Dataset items
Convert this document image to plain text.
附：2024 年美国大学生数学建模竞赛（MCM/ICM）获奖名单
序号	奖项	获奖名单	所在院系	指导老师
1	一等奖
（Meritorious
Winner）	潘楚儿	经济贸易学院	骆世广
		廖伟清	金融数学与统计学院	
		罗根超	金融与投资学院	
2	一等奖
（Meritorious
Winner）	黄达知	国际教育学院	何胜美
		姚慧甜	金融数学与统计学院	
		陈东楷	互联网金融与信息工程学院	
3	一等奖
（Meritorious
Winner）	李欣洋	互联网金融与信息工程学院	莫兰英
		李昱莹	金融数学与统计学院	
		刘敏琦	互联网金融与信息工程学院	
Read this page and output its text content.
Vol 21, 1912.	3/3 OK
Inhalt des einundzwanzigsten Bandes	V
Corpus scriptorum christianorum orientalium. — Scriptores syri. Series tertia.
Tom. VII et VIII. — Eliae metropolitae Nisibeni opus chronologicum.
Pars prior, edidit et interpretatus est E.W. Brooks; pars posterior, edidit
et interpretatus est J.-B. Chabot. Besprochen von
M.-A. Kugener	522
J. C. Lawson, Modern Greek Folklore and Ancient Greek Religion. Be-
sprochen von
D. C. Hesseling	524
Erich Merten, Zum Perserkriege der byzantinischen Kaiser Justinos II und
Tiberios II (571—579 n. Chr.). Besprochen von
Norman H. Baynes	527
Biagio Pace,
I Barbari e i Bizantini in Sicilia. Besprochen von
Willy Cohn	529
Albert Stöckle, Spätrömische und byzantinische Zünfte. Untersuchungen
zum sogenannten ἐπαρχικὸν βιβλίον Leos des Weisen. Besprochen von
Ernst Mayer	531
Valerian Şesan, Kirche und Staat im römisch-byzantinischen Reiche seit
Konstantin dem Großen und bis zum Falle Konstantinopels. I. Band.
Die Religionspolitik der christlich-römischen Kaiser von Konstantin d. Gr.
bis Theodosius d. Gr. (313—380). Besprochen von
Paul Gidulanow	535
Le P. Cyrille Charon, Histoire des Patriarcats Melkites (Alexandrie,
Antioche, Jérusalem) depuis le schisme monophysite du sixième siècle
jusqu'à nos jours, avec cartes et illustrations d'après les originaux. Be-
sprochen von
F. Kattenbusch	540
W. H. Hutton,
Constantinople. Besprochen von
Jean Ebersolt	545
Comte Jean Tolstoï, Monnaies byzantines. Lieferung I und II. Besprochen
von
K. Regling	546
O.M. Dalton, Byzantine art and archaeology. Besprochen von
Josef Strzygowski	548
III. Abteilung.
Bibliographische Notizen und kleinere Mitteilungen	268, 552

● AIM OF THE TASK: Transcribe every entry verbatim.

● RESULT OF THIS EXERCISE:
Convert this document image to plain text.
附：2024 年美国大学生数学建模竞赛（MCM/ICM）获奖名单
序号	奖项	获奖名单	所在院系	指导老师
1	一等奖
（Meritorious
Winner）	潘楚儿	经济贸易学院	骆世广
		廖伟清	金融数学与统计学院	
		罗根超	金融与投资学院	
2	一等奖
（Meritorious
Winner）	黄达知	国际教育学院	何胜美
		姚慧甜	金融数学与统计学院	
		陈东楷	互联网金融与信息工程学院	
3	一等奖
（Meritorious
Winner）	李欣洋	互联网金融与信息工程学院	莫兰英
		李昱莹	金融数学与统计学院	
		刘敏琦	互联网金融与信息工程学院	
Read this page and output its text content.
Vol 21, 1912.	3/3 OK
Inhalt des einundzwanzigsten Bandes	V
Corpus scriptorum christianorum orientalium. — Scriptores syri. Series tertia.
Tom. VII et VIII. — Eliae metropolitae Nisibeni opus chronologicum.
Pars prior, edidit et interpretatus est E.W. Brooks; pars posterior, edidit
et interpretatus est J.-B. Chabot. Besprochen von
M.-A. Kugener	522
J. C. Lawson, Modern Greek Folklore and Ancient Greek Religion. Be-
sprochen von
D. C. Hesseling	524
Erich Merten, Zum Perserkriege der byzantinischen Kaiser Justinos II und
Tiberios II (571—579 n. Chr.). Besprochen von
Norman H. Baynes	527
Biagio Pace,
I Barbari e i Bizantini in Sicilia. Besprochen von
Willy Cohn	529
Albert Stöckle, Spätrömische und byzantinische Zünfte. Untersuchungen
zum sogenannten ἐπαρχικὸν βιβλίον Leos des Weisen. Besprochen von
Ernst Mayer	531
Valerian Şesan, Kirche und Staat im römisch-byzantinischen Reiche seit
Konstantin dem Großen und bis zum Falle Konstantinopels. I. Band.
Die Religionspolitik der christlich-römischen Kaiser von Konstantin d. Gr.
bis Theodosius d. Gr. (313—380). Besprochen von
Paul Gidulanow	535
Le P. Cyrille Charon, Histoire des Patriarcats Melkites (Alexandrie,
Antioche, Jérusalem) depuis le schisme monophysite du sixième siècle
jusqu'à nos jours, avec cartes et illustrations d'après les originaux. Be-
sprochen von
F. Kattenbusch	540
W. H. Hutton,
Constantinople. Besprochen von
Jean Ebersolt	545
Comte Jean Tolstoï, Monnaies byzantines. Lieferung I und II. Besprochen
von
K. Regling	546
O.M. Dalton, Byzantine art and archaeology. Besprochen von
Josef Strzygowski	548
III. Abteilung.
Bibliographische Notizen und kleinere Mitteilungen	268, 552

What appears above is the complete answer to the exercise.